* Exercise prompt: Identify, in the records below, every line where the string "marker" appears, and copy each such line.

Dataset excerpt
○ ○ ○ ○ ○

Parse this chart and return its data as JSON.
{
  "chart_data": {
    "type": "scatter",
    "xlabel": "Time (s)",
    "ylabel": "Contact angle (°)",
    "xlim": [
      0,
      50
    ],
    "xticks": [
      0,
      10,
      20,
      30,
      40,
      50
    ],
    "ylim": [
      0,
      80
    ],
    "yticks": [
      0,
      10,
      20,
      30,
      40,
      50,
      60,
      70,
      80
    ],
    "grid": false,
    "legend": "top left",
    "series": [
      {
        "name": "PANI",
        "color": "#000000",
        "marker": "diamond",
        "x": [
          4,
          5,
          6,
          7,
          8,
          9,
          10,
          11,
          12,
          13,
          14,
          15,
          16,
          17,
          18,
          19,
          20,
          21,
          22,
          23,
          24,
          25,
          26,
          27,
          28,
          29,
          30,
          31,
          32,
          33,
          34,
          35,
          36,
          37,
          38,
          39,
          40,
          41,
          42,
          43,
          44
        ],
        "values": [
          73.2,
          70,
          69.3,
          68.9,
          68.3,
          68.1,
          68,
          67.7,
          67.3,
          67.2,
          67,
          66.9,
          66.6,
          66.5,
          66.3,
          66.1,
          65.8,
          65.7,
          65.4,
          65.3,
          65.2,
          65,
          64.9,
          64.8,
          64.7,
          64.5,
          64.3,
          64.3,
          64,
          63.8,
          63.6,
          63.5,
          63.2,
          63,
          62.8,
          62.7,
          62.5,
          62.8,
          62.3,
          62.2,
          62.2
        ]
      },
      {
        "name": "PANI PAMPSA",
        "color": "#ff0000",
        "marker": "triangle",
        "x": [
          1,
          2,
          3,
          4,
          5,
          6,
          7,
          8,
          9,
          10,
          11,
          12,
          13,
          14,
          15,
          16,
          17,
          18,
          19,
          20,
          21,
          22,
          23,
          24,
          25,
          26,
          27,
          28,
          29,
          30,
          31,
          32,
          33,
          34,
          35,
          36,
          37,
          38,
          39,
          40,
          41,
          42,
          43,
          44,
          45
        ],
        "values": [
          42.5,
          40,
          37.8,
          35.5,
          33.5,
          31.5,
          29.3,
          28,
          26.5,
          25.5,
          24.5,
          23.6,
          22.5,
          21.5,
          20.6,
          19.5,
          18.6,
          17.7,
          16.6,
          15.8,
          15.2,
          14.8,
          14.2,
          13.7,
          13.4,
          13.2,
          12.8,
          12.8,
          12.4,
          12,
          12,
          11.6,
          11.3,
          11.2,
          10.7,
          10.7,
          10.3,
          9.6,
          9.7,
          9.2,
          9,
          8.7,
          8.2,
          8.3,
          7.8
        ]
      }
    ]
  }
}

○ ○ ○ ○ ○

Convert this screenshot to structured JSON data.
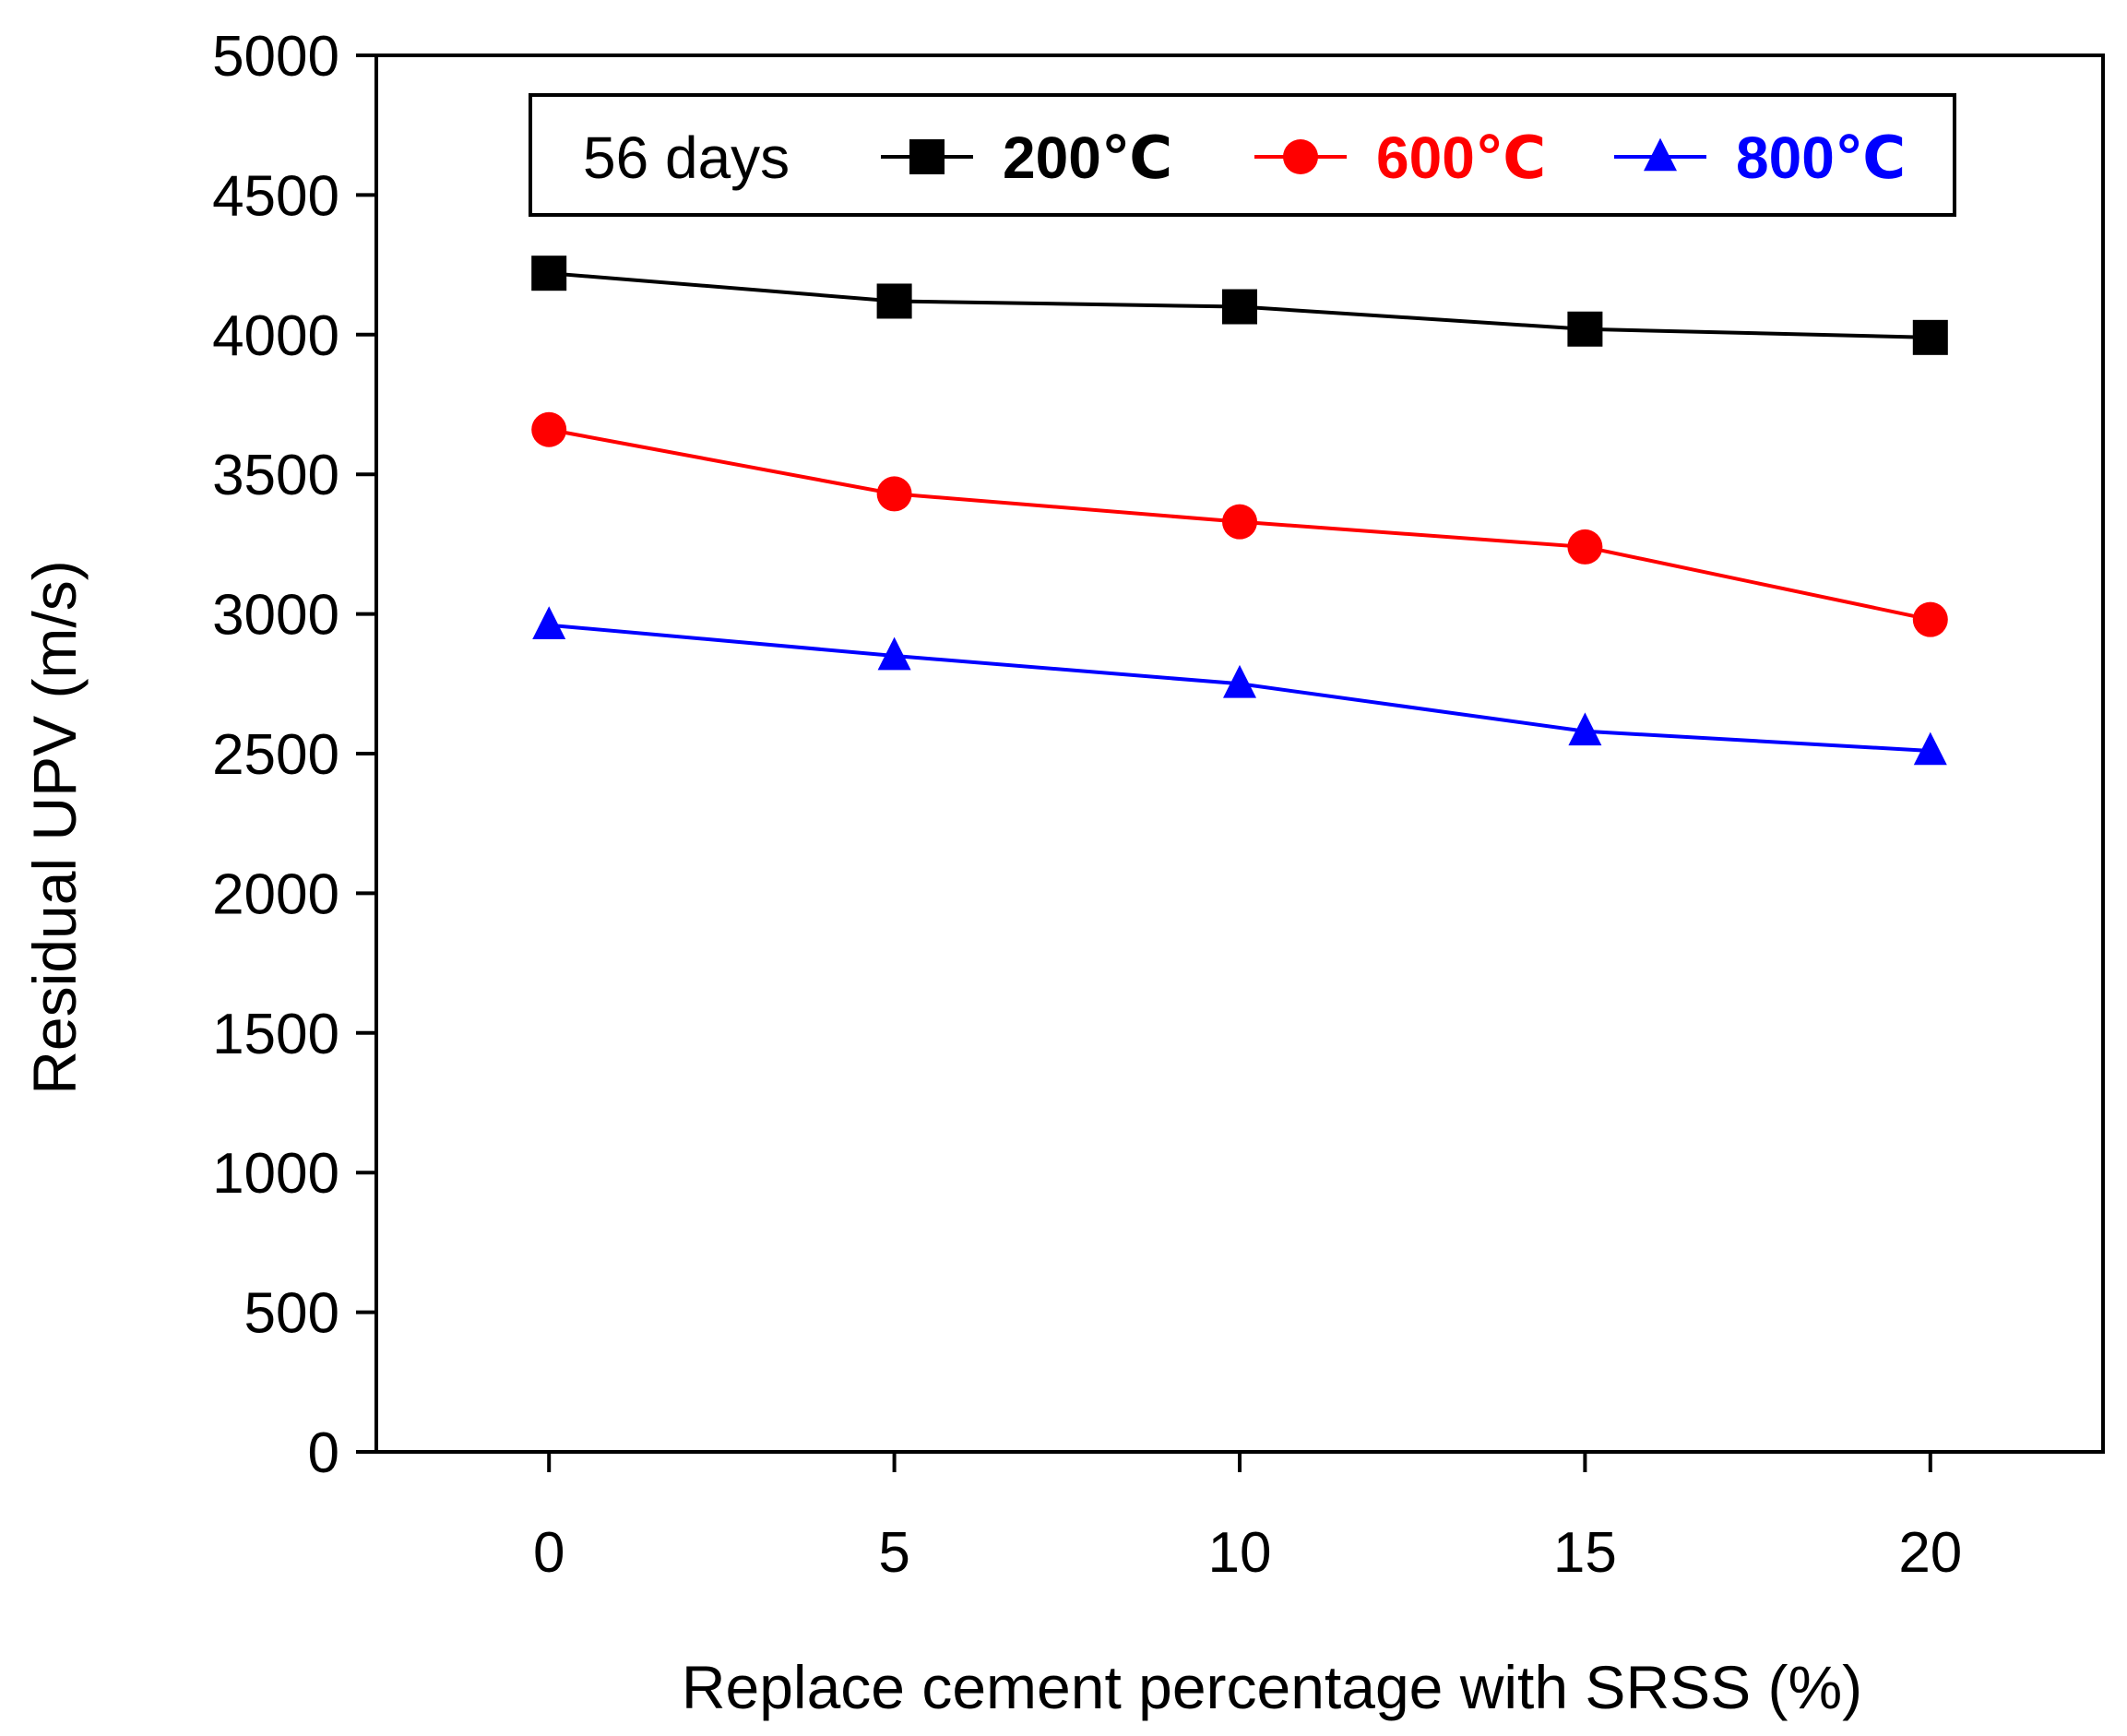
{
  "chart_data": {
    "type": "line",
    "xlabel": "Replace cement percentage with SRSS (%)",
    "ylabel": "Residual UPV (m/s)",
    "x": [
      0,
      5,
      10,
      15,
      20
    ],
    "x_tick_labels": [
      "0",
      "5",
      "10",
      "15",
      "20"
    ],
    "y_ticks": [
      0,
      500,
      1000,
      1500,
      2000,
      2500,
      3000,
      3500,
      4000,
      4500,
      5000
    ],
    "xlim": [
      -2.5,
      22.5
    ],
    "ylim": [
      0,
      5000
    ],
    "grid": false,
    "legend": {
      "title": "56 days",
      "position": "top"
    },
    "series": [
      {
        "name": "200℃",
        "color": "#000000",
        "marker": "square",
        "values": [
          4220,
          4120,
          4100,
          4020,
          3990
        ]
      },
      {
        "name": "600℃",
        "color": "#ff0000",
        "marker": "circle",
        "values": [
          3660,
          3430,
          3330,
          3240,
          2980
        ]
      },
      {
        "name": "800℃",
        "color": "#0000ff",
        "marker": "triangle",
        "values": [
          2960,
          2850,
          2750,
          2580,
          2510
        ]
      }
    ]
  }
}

○ ○ ○ ○ ○

* Task solution:
        "marker": "diamond",
        "marker": "triangle",
        "marker": "square",
        "marker": "circle",
        "marker": "triangle",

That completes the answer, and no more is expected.